Available data —
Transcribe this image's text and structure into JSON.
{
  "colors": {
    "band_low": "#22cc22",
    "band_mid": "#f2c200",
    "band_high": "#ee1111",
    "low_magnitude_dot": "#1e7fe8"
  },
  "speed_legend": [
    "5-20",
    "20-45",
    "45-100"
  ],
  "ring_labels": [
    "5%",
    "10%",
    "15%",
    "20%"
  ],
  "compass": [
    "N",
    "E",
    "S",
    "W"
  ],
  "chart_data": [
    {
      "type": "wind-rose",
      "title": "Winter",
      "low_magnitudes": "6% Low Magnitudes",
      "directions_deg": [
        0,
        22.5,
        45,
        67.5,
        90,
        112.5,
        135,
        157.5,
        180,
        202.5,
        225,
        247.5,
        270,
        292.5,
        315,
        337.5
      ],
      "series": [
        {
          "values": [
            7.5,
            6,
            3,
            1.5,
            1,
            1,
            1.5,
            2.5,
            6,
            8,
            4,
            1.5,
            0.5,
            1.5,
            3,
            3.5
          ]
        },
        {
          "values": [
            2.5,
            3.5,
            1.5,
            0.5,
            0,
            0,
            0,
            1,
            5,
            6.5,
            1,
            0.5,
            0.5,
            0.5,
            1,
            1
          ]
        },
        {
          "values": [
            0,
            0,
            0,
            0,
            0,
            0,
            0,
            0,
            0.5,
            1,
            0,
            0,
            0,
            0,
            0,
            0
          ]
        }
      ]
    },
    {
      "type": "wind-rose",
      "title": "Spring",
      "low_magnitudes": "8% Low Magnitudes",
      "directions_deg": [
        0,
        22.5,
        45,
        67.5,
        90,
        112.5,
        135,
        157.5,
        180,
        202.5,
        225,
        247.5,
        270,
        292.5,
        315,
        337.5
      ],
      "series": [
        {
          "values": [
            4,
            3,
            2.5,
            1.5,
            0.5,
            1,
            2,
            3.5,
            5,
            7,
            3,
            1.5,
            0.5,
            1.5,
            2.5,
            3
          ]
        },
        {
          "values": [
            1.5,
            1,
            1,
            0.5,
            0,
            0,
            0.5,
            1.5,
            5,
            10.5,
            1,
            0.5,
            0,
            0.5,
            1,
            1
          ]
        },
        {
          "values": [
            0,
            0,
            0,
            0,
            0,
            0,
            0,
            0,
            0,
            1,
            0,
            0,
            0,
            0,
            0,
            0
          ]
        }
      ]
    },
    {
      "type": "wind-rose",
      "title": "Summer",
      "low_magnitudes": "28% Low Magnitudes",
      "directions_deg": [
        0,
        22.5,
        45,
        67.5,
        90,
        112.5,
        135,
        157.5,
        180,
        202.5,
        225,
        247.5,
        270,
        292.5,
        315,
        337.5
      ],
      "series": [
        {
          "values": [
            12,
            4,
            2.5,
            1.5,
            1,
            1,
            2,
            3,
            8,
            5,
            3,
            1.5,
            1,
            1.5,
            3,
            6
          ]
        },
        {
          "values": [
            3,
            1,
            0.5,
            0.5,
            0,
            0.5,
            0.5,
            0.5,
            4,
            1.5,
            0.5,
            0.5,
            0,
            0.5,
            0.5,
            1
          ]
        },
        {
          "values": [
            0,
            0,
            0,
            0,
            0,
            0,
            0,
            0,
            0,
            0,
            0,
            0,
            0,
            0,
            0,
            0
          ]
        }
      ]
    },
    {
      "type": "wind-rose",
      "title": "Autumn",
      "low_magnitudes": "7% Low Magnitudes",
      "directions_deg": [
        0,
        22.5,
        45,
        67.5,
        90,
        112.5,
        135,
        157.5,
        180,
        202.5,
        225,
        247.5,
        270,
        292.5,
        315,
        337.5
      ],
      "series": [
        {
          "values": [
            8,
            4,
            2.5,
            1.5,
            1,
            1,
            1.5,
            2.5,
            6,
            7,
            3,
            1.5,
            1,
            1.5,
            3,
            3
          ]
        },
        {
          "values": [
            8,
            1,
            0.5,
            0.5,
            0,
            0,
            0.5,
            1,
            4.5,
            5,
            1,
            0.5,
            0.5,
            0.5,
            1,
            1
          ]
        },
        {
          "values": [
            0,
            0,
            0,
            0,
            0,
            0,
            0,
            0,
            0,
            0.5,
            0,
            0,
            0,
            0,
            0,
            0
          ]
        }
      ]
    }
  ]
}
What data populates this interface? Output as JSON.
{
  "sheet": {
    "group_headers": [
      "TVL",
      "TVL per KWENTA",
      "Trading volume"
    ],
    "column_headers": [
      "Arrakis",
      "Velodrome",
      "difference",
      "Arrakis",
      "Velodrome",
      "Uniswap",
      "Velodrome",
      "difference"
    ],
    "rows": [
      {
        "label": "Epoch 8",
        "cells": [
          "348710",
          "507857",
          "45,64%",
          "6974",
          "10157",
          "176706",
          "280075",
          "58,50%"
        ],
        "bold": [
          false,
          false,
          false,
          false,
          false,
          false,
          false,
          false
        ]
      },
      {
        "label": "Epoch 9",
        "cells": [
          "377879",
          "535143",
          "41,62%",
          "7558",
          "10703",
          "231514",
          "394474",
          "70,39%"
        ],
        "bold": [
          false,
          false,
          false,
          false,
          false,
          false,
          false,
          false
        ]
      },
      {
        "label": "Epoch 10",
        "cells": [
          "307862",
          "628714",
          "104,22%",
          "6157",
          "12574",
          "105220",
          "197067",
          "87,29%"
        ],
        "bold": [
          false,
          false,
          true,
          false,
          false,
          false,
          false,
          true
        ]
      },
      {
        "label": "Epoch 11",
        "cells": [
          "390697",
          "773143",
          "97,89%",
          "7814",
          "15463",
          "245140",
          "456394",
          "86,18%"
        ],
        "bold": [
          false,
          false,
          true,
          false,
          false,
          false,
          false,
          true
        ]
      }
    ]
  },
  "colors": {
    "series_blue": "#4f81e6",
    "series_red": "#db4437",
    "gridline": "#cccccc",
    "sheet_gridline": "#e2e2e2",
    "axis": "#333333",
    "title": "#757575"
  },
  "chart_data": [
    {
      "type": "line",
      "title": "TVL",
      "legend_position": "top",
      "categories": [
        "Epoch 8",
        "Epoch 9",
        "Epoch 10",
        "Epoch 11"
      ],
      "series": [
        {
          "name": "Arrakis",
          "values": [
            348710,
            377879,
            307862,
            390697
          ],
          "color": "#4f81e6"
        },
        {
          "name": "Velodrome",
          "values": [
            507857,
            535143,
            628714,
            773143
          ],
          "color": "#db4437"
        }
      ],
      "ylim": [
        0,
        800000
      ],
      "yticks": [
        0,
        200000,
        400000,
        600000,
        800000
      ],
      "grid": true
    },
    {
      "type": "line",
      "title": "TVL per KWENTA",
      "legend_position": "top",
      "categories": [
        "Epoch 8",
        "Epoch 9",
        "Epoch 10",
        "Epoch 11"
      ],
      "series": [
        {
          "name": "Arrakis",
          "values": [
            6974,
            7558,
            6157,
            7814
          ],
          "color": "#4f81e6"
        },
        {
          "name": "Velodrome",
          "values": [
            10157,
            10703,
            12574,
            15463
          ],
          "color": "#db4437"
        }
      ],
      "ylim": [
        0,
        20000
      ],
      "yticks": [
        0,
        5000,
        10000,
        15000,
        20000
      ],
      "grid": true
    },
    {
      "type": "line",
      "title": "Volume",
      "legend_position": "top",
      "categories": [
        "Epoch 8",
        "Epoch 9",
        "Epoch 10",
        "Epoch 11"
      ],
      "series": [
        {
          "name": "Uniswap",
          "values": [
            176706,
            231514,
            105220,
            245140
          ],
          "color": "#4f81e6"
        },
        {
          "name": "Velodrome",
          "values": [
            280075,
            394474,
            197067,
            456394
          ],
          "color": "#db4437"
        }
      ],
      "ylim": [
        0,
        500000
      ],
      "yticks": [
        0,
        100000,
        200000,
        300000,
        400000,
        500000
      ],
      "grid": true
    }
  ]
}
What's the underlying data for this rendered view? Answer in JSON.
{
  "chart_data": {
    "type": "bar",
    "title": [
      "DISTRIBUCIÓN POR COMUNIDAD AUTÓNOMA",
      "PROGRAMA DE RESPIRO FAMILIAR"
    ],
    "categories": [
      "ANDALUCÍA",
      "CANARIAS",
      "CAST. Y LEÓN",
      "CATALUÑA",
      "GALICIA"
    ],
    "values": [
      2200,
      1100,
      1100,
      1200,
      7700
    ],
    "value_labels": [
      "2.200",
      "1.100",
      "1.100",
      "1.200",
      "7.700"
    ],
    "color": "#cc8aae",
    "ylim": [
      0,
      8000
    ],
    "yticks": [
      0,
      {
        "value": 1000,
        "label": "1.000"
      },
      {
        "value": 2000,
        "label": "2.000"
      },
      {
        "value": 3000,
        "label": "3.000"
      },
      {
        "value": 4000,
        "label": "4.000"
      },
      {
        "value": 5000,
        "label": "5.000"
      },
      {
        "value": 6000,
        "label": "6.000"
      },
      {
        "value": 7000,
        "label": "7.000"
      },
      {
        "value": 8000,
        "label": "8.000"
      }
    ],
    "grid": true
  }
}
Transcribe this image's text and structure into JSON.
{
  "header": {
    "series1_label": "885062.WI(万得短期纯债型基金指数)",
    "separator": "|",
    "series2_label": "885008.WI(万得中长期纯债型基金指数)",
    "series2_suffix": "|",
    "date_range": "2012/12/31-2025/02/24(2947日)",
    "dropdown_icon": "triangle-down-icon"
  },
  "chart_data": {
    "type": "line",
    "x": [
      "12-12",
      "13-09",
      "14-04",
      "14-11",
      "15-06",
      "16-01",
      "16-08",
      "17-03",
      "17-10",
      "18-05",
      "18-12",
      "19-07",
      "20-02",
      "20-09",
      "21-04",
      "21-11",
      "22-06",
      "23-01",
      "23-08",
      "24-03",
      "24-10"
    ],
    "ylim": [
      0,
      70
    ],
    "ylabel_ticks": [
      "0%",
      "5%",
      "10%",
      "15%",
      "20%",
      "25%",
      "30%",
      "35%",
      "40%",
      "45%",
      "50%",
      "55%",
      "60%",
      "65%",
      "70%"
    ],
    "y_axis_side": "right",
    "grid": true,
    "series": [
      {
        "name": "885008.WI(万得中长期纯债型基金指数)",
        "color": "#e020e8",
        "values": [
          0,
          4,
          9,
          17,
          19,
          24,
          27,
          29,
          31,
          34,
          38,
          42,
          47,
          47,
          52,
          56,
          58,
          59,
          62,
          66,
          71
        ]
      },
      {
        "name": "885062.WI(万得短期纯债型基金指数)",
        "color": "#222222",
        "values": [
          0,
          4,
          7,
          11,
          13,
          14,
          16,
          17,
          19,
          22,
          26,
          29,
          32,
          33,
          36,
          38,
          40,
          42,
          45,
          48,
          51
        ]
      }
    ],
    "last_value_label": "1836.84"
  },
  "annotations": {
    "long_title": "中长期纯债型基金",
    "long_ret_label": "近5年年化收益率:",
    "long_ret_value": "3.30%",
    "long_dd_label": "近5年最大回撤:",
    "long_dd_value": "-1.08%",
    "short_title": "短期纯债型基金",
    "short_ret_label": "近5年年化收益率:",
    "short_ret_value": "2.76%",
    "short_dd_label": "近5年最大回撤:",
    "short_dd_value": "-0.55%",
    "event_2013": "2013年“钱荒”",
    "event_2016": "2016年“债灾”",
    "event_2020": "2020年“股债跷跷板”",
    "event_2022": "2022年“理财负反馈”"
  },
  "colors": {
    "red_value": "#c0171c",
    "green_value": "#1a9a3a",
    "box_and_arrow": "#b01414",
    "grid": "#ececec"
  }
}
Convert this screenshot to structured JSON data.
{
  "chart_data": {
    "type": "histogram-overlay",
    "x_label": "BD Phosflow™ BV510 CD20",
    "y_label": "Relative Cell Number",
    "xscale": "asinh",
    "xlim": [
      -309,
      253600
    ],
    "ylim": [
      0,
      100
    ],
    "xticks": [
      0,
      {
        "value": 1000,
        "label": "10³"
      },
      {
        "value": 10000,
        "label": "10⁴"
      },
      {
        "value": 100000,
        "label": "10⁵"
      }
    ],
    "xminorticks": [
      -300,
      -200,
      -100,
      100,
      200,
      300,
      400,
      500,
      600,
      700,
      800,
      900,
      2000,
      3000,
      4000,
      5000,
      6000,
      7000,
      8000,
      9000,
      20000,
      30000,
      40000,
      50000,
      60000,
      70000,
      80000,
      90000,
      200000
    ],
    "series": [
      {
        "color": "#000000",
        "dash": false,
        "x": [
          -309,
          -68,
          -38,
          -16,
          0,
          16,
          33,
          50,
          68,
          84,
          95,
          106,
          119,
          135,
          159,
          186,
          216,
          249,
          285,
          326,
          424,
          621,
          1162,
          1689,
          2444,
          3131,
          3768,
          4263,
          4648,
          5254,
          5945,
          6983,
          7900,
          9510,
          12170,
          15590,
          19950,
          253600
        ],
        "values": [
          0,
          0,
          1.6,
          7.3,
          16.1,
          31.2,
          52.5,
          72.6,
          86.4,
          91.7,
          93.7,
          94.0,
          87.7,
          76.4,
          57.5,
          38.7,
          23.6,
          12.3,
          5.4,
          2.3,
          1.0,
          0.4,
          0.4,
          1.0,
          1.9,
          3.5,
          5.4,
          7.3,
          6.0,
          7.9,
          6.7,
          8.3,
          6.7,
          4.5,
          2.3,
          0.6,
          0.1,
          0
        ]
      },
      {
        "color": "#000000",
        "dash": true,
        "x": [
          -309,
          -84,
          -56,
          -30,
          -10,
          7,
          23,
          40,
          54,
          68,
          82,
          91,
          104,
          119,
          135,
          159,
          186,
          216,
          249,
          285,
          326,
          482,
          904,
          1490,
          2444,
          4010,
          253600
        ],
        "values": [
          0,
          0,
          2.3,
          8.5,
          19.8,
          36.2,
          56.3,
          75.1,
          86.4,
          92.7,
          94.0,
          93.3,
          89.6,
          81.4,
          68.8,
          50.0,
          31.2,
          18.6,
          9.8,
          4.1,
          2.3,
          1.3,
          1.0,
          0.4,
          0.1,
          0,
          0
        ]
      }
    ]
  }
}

Task prompt — Using the records above, copy each line that contains "Magnitudes".

Response to the task —
      "low_magnitudes": "6% Low Magnitudes",
      "low_magnitudes": "8% Low Magnitudes",
      "low_magnitudes": "28% Low Magnitudes",
      "low_magnitudes": "7% Low Magnitudes",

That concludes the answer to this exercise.